Job
Where the string "现场作业人员安全教育读本" occurs in the material below, report the whole line.

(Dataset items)
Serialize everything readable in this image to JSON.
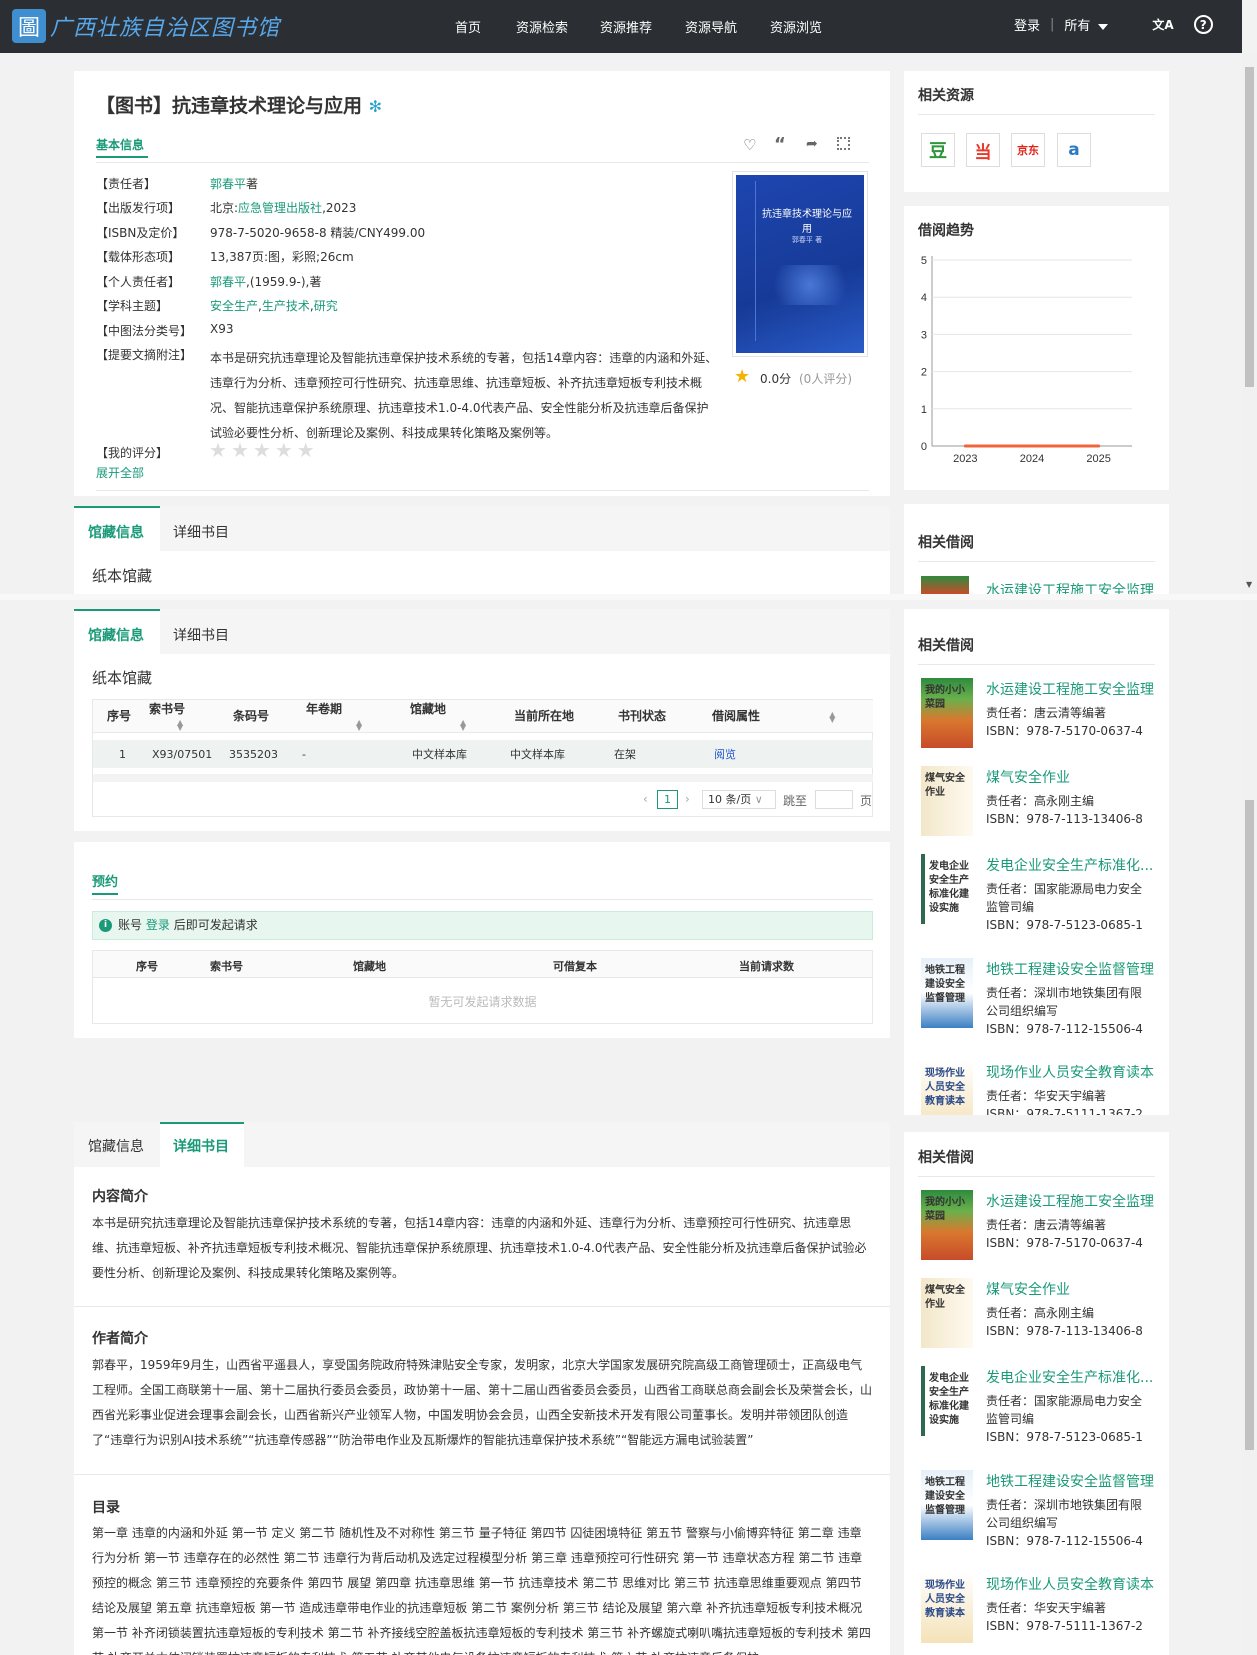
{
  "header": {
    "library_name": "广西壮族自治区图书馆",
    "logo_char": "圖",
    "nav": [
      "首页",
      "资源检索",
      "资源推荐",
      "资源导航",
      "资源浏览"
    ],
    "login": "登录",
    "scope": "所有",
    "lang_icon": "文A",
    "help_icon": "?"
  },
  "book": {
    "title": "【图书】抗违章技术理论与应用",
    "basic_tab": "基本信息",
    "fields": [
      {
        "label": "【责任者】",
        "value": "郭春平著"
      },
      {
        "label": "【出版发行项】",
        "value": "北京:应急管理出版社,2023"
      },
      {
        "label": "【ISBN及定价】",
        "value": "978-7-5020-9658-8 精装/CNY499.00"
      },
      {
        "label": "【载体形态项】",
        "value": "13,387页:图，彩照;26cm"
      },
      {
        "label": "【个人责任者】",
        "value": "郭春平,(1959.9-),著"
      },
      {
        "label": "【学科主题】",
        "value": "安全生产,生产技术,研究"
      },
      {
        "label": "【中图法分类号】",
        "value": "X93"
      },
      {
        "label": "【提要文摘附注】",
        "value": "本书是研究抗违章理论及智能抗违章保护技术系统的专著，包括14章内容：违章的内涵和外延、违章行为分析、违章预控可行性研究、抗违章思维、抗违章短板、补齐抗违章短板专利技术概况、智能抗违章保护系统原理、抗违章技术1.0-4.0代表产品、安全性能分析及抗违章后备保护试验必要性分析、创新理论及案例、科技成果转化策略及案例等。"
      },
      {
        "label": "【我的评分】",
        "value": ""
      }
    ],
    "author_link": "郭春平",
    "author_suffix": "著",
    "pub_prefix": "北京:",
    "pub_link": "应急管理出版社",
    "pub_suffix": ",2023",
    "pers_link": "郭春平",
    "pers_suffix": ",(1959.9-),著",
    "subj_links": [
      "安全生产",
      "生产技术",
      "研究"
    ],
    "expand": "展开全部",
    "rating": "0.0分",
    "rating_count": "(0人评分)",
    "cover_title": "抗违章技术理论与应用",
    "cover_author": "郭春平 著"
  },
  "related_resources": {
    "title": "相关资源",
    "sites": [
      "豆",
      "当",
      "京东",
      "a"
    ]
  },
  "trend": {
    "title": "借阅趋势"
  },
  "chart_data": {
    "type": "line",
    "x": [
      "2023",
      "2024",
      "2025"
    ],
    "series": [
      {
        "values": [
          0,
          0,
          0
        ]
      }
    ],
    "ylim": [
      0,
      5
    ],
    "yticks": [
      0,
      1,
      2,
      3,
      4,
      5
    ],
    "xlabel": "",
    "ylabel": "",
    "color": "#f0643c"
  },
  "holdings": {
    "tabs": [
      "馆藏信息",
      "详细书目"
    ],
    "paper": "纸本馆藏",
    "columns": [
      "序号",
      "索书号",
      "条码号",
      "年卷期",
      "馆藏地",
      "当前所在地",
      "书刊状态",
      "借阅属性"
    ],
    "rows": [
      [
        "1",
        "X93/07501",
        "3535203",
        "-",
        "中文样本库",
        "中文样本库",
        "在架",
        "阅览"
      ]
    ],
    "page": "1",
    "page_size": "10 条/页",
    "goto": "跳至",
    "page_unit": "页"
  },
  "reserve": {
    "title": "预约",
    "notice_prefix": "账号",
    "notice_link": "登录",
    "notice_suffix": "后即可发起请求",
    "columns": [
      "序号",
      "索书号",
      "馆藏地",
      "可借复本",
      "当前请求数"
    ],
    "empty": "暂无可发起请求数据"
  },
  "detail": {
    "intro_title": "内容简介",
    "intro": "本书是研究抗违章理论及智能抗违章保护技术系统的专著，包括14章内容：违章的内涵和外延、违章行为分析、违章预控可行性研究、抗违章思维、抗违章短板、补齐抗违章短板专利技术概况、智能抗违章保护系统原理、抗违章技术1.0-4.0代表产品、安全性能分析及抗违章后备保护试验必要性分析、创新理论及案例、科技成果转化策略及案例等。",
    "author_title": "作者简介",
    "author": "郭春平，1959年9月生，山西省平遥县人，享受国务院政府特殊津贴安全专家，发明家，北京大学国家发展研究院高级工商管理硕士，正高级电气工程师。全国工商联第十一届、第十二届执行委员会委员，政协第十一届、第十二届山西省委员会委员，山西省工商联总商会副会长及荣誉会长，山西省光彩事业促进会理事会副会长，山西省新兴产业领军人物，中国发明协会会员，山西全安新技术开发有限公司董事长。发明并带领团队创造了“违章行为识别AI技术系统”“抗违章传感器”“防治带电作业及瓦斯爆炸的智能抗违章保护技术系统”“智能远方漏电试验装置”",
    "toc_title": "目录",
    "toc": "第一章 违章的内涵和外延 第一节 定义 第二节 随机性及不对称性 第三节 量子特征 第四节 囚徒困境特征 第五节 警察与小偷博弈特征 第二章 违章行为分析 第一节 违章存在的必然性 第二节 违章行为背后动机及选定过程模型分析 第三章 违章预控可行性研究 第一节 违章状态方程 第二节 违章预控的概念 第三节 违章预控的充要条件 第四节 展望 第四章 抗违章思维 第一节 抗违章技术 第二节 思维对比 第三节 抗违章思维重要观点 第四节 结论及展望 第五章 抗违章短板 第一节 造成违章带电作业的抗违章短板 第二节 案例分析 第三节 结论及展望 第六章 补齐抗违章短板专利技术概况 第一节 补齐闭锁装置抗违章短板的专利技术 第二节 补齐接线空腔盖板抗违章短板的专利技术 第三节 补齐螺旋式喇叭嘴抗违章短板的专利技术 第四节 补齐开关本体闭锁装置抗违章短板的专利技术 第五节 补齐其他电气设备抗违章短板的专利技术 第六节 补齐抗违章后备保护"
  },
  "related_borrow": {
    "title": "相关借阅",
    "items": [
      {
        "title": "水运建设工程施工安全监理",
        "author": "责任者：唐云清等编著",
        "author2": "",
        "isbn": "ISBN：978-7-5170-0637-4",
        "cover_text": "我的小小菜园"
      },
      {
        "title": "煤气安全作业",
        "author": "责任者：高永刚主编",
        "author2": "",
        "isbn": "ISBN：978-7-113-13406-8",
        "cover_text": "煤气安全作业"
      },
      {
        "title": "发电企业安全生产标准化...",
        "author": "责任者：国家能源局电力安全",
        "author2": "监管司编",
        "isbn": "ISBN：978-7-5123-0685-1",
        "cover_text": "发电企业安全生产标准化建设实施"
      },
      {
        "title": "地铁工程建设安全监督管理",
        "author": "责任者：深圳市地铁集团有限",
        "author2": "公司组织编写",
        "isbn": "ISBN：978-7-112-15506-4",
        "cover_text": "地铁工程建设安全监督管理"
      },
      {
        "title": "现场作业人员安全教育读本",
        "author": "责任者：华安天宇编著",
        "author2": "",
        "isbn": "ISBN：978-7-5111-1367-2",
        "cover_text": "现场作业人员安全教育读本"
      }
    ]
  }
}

...

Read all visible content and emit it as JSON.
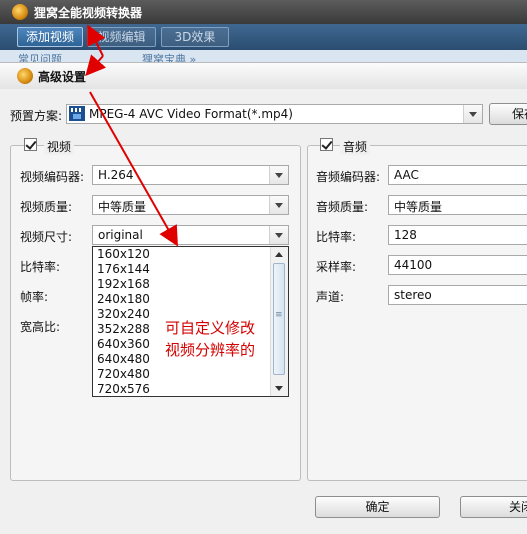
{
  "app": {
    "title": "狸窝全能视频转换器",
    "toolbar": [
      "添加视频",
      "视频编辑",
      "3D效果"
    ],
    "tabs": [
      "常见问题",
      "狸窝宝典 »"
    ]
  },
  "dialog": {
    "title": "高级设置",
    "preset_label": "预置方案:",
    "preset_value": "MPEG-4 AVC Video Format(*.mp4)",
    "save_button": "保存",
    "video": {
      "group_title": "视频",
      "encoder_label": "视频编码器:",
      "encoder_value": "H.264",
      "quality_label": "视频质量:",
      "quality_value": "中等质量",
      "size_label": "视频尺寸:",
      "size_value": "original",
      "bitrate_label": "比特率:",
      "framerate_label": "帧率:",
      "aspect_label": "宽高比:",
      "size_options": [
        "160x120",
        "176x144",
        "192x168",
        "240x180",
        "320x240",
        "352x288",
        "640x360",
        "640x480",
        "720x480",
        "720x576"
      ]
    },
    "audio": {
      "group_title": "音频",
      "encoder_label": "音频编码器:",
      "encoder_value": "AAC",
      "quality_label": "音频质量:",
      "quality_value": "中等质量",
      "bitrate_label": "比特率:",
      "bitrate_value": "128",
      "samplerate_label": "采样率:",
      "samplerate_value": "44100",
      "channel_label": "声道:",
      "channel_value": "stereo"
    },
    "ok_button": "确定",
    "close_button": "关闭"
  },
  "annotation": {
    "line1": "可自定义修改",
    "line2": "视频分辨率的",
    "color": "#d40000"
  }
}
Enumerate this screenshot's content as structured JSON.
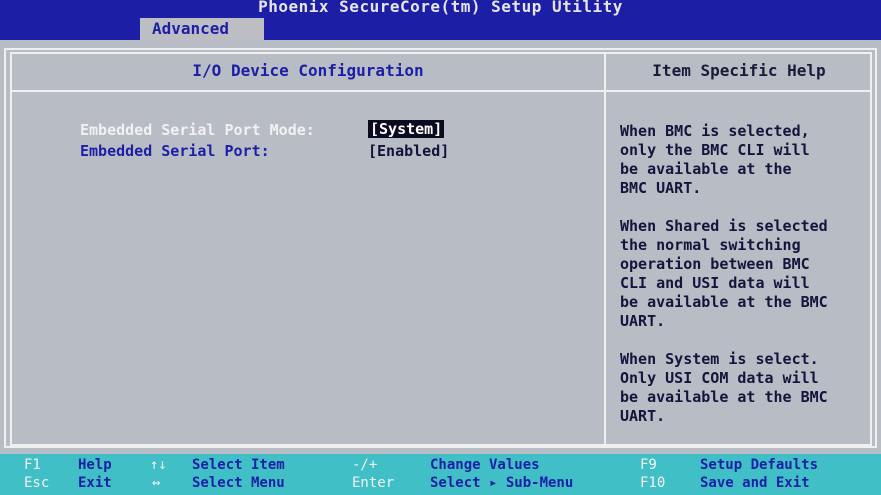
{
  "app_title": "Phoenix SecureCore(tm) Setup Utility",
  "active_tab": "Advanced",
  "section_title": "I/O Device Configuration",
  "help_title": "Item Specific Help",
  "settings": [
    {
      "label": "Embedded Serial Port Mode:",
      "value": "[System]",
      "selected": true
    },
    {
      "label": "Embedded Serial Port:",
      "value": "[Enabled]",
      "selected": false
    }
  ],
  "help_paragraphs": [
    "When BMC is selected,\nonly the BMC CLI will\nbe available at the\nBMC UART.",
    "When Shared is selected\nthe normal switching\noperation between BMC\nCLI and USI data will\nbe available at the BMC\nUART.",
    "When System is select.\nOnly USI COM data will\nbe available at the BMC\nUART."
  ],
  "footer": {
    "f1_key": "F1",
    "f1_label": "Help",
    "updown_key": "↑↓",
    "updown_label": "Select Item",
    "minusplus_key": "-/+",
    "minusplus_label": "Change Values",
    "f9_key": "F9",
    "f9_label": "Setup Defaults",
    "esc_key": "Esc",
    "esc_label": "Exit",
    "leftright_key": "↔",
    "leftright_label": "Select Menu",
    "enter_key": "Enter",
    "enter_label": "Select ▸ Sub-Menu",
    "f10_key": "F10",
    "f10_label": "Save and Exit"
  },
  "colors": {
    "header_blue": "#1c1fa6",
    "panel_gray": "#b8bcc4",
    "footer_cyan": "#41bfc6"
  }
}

The completed task
        "title": "现场作业人员安全教育读本",
        "cover_text": "现场作业人员安全教育读本"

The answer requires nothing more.